* [Exercise requirements]: The records are to be restated in their entirety, word for word.

* [Input for this task]:
=-=-=

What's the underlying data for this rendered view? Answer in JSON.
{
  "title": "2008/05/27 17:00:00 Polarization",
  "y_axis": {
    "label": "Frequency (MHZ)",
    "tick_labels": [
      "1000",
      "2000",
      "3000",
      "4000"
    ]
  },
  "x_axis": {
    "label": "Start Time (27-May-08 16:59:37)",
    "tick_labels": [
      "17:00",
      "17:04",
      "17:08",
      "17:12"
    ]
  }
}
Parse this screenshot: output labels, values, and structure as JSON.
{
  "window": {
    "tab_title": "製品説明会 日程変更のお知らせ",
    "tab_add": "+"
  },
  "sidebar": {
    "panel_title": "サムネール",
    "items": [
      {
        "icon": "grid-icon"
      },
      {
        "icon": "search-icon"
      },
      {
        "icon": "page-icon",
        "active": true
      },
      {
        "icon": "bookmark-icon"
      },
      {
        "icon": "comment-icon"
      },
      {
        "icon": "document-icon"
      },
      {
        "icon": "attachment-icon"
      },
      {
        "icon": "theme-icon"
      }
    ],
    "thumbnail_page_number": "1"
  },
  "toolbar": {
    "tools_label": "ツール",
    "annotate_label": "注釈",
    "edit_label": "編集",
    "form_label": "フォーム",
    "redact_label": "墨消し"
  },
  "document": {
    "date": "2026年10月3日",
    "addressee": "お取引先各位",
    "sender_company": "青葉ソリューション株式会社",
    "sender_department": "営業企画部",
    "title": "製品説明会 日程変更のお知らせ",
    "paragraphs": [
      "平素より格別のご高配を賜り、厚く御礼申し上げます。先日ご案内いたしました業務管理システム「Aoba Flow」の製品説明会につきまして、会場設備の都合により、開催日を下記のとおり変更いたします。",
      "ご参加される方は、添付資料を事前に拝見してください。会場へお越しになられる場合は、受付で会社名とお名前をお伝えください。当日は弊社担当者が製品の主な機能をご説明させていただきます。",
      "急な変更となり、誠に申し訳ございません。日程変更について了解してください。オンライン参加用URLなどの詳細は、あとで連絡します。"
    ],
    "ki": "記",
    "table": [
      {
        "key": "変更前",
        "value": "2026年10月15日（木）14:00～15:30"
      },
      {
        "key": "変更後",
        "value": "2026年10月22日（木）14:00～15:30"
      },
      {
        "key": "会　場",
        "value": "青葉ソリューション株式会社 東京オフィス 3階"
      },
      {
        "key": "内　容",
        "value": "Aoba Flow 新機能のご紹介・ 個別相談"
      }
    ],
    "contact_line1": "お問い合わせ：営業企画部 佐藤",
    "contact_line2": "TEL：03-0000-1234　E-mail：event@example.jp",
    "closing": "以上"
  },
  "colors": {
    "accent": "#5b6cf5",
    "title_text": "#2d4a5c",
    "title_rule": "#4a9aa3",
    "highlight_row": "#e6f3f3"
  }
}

=-=-=

* [Finished answer]:
What's the underlying data for this rendered view? Answer in JSON.
{
  "title": "2008/05/27 17:00:00 Polarization",
  "y_axis": {
    "label": "Frequency (MHZ)",
    "tick_labels": [
      "1000",
      "2000",
      "3000",
      "4000"
    ]
  },
  "x_axis": {
    "label": "Start Time (27-May-08 16:59:37)",
    "tick_labels": [
      "17:00",
      "17:04",
      "17:08",
      "17:12"
    ]
  }
}
Parse this screenshot: output labels, values, and structure as JSON.
{
  "window": {
    "tab_title": "製品説明会 日程変更のお知らせ",
    "tab_add": "+"
  },
  "sidebar": {
    "panel_title": "サムネール",
    "items": [
      {
        "icon": "grid-icon"
      },
      {
        "icon": "search-icon"
      },
      {
        "icon": "page-icon",
        "active": true
      },
      {
        "icon": "bookmark-icon"
      },
      {
        "icon": "comment-icon"
      },
      {
        "icon": "document-icon"
      },
      {
        "icon": "attachment-icon"
      },
      {
        "icon": "theme-icon"
      }
    ],
    "thumbnail_page_number": "1"
  },
  "toolbar": {
    "tools_label": "ツール",
    "annotate_label": "注釈",
    "edit_label": "編集",
    "form_label": "フォーム",
    "redact_label": "墨消し"
  },
  "document": {
    "date": "2026年10月3日",
    "addressee": "お取引先各位",
    "sender_company": "青葉ソリューション株式会社",
    "sender_department": "営業企画部",
    "title": "製品説明会 日程変更のお知らせ",
    "paragraphs": [
      "平素より格別のご高配を賜り、厚く御礼申し上げます。先日ご案内いたしました業務管理システム「Aoba Flow」の製品説明会につきまして、会場設備の都合により、開催日を下記のとおり変更いたします。",
      "ご参加される方は、添付資料を事前に拝見してください。会場へお越しになられる場合は、受付で会社名とお名前をお伝えください。当日は弊社担当者が製品の主な機能をご説明させていただきます。",
      "急な変更となり、誠に申し訳ございません。日程変更について了解してください。オンライン参加用URLなどの詳細は、あとで連絡します。"
    ],
    "ki": "記",
    "table": [
      {
        "key": "変更前",
        "value": "2026年10月15日（木）14:00～15:30"
      },
      {
        "key": "変更後",
        "value": "2026年10月22日（木）14:00～15:30"
      },
      {
        "key": "会　場",
        "value": "青葉ソリューション株式会社 東京オフィス 3階"
      },
      {
        "key": "内　容",
        "value": "Aoba Flow 新機能のご紹介・ 個別相談"
      }
    ],
    "contact_line1": "お問い合わせ：営業企画部 佐藤",
    "contact_line2": "TEL：03-0000-1234　E-mail：event@example.jp",
    "closing": "以上"
  },
  "colors": {
    "accent": "#5b6cf5",
    "title_text": "#2d4a5c",
    "title_rule": "#4a9aa3",
    "highlight_row": "#e6f3f3"
  }
}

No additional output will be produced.